§ **TO BE DONE**: Each line that contains the string "price" counts once; report how many such lines appear in the data, as a number only.

##############################

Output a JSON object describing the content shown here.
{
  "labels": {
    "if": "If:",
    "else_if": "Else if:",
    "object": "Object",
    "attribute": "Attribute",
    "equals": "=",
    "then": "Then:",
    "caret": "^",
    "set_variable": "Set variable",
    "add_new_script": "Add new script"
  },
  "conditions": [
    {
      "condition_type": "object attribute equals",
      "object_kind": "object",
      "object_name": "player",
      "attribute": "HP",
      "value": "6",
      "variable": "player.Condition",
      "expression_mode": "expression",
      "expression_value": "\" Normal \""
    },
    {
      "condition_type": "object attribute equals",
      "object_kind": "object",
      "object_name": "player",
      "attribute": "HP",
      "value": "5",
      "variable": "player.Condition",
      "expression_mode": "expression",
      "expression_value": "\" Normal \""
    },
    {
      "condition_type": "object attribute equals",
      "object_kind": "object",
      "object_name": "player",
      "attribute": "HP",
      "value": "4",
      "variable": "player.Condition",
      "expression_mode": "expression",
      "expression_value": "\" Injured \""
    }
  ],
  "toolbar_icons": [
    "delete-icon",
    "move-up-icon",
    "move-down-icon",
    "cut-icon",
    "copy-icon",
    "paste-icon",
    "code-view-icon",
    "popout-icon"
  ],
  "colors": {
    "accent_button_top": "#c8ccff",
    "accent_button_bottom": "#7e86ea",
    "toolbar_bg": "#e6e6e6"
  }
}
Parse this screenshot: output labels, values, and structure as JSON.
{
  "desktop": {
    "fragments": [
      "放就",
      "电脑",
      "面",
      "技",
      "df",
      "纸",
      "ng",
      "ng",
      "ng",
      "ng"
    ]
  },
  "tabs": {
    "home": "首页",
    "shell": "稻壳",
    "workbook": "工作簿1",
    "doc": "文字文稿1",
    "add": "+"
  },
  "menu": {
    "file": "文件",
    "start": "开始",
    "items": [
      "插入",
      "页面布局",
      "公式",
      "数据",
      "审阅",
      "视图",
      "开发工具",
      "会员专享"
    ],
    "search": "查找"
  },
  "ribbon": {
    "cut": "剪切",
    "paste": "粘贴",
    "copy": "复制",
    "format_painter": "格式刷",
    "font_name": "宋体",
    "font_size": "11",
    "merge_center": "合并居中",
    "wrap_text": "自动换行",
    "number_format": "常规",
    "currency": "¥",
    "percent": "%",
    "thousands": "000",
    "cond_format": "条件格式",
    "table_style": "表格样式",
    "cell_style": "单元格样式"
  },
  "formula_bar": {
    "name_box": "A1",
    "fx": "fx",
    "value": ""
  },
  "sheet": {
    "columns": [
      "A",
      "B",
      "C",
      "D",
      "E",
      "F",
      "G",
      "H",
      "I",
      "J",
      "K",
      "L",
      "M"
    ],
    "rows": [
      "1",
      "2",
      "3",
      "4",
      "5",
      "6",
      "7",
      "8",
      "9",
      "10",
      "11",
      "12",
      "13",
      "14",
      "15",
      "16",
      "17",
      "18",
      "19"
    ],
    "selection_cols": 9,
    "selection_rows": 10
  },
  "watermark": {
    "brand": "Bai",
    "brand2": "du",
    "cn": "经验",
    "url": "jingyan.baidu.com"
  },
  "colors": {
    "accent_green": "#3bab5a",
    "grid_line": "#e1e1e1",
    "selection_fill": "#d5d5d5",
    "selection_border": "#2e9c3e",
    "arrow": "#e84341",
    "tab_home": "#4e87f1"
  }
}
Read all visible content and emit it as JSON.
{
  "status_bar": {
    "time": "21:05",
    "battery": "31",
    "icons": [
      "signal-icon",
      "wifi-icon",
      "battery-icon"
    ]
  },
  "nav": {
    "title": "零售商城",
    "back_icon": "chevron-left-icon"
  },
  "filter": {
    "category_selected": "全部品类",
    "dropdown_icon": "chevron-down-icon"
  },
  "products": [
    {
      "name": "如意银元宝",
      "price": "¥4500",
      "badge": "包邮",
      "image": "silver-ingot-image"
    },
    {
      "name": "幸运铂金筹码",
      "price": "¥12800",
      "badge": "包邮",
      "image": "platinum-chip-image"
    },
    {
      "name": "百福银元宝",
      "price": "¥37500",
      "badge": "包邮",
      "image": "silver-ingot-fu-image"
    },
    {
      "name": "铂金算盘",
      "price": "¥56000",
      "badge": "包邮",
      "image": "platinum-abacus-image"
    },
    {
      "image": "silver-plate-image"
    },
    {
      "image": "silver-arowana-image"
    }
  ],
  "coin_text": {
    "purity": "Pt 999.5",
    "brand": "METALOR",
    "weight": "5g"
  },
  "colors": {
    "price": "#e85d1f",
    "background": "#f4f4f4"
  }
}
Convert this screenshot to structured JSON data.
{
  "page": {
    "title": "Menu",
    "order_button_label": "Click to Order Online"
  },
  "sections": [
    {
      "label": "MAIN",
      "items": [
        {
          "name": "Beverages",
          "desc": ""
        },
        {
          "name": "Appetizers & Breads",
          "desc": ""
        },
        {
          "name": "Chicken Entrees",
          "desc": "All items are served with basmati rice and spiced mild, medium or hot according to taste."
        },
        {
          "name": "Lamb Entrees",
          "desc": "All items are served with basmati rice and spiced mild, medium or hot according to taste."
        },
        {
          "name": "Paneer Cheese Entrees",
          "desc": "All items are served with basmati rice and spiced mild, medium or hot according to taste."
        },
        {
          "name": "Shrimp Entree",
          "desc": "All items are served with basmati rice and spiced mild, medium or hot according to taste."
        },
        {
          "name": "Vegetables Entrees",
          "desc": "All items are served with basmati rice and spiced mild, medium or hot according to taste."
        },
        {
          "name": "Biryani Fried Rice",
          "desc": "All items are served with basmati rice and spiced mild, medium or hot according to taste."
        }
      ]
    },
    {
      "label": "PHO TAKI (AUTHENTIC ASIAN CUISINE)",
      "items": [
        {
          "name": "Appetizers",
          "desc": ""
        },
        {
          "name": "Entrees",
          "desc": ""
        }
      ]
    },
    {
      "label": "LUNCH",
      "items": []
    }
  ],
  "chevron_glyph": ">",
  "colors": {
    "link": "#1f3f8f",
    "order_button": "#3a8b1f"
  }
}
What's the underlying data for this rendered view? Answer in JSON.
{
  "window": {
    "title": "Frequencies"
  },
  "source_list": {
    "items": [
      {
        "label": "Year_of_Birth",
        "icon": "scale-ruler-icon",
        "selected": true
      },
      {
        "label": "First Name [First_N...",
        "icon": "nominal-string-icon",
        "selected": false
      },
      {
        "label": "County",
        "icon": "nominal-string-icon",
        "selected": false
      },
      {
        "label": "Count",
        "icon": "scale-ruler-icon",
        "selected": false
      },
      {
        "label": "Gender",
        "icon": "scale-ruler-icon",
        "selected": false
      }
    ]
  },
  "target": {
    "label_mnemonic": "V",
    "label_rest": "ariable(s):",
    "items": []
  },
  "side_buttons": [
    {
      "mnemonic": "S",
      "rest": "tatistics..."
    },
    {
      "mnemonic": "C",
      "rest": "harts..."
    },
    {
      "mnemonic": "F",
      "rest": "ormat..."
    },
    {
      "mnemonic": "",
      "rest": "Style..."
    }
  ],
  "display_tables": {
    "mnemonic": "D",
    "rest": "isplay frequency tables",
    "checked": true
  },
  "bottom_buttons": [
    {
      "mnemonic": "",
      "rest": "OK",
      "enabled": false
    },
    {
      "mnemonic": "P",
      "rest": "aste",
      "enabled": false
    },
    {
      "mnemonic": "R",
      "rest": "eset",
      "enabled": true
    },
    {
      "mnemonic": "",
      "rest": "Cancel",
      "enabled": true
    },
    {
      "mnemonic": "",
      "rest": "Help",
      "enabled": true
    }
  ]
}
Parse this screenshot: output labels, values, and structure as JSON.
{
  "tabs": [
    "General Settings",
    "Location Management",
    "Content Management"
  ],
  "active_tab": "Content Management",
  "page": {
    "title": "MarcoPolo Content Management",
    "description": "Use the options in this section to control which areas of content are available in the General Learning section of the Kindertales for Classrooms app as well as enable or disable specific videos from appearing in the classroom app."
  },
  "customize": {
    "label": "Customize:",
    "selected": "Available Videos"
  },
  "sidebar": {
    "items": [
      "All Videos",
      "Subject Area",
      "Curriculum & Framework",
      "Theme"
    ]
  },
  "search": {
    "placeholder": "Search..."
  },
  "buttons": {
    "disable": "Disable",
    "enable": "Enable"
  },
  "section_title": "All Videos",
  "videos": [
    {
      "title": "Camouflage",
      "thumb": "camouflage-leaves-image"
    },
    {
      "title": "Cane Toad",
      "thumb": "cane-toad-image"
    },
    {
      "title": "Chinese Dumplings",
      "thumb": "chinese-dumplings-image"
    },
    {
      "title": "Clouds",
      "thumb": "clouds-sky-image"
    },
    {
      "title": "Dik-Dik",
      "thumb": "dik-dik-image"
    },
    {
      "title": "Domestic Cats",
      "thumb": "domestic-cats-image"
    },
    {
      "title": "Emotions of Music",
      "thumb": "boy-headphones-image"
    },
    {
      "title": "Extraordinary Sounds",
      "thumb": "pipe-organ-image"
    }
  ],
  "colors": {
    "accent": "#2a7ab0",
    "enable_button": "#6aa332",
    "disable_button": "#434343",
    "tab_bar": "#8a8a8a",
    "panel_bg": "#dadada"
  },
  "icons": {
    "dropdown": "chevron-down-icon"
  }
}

##############################

§ **RESULT**: 5